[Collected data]
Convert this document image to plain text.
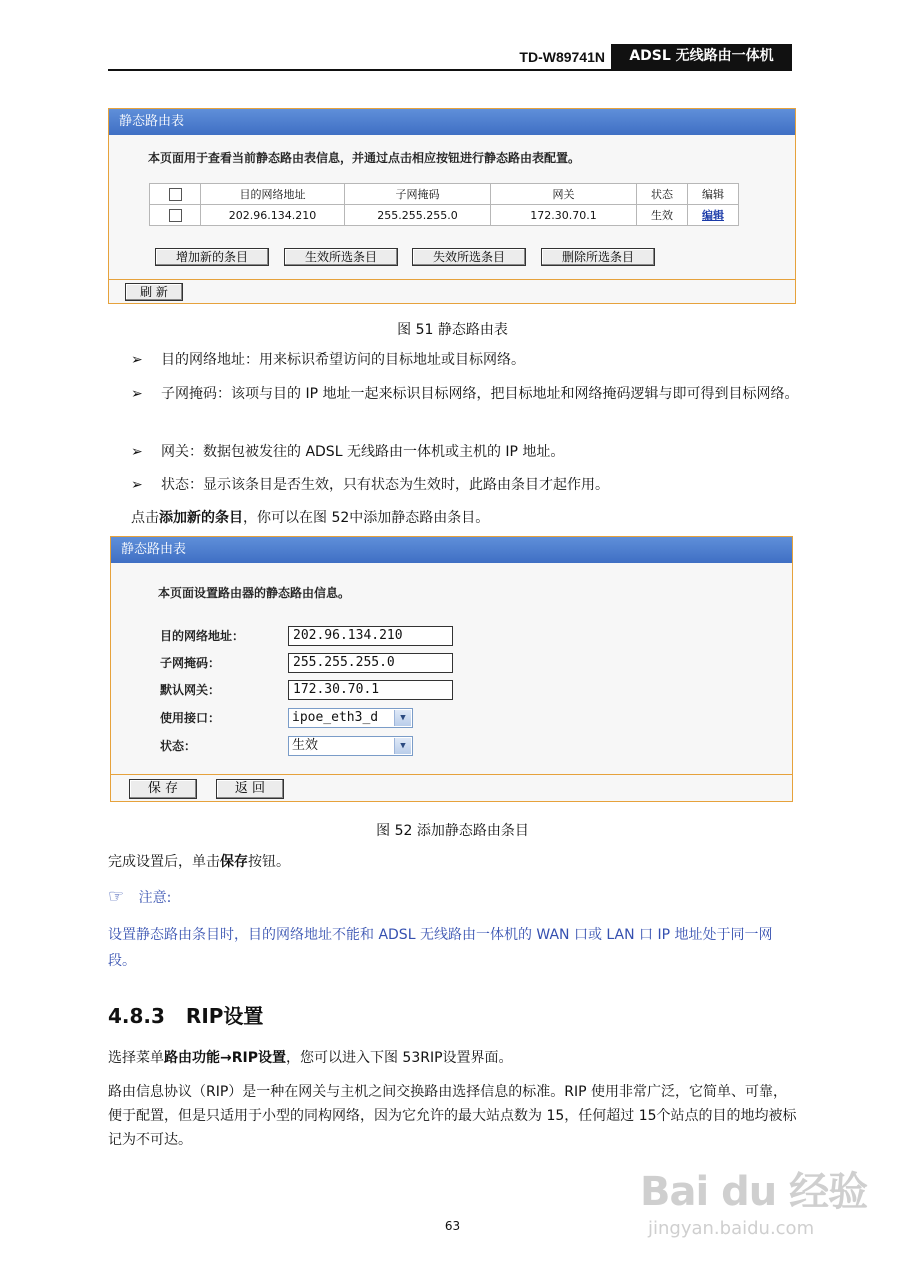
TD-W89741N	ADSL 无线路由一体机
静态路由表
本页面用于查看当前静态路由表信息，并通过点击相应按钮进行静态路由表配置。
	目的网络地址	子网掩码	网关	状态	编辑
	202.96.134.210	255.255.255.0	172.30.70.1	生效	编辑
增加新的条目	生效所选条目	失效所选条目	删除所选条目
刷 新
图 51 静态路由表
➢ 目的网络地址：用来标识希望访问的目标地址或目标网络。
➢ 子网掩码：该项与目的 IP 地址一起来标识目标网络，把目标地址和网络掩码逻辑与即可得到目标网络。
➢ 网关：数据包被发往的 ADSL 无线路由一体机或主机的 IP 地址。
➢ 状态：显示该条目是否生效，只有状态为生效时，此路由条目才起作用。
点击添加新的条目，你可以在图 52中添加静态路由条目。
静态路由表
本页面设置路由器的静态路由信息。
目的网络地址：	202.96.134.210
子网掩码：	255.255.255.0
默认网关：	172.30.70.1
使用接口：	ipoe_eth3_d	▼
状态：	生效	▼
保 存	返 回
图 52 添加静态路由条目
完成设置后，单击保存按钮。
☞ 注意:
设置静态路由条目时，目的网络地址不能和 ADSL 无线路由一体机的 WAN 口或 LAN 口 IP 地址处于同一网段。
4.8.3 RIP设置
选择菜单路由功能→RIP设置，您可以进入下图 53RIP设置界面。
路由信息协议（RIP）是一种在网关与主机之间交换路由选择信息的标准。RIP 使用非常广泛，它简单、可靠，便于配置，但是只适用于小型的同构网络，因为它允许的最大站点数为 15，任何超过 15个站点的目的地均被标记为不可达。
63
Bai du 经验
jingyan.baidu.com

- Given instruction -
What comes back should match the records exactly, minus any pictures.

- The answer -
Convert this document image to plain text.
TD-W89741N	ADSL 无线路由一体机
静态路由表
本页面用于查看当前静态路由表信息，并通过点击相应按钮进行静态路由表配置。
	目的网络地址	子网掩码	网关	状态	编辑
	202.96.134.210	255.255.255.0	172.30.70.1	生效	编辑
增加新的条目	生效所选条目	失效所选条目	删除所选条目
刷 新
图 51 静态路由表
➢ 目的网络地址：用来标识希望访问的目标地址或目标网络。
➢ 子网掩码：该项与目的 IP 地址一起来标识目标网络，把目标地址和网络掩码逻辑与即可得到目标网络。
➢ 网关：数据包被发往的 ADSL 无线路由一体机或主机的 IP 地址。
➢ 状态：显示该条目是否生效，只有状态为生效时，此路由条目才起作用。
点击添加新的条目，你可以在图 52中添加静态路由条目。
静态路由表
本页面设置路由器的静态路由信息。
目的网络地址：	202.96.134.210
子网掩码：	255.255.255.0
默认网关：	172.30.70.1
使用接口：	ipoe_eth3_d	▼
状态：	生效	▼
保 存	返 回
图 52 添加静态路由条目
完成设置后，单击保存按钮。
☞ 注意:
设置静态路由条目时，目的网络地址不能和 ADSL 无线路由一体机的 WAN 口或 LAN 口 IP 地址处于同一网段。
4.8.3 RIP设置
选择菜单路由功能→RIP设置，您可以进入下图 53RIP设置界面。
路由信息协议（RIP）是一种在网关与主机之间交换路由选择信息的标准。RIP 使用非常广泛，它简单、可靠，便于配置，但是只适用于小型的同构网络，因为它允许的最大站点数为 15，任何超过 15个站点的目的地均被标记为不可达。
63
Bai du 经验
jingyan.baidu.com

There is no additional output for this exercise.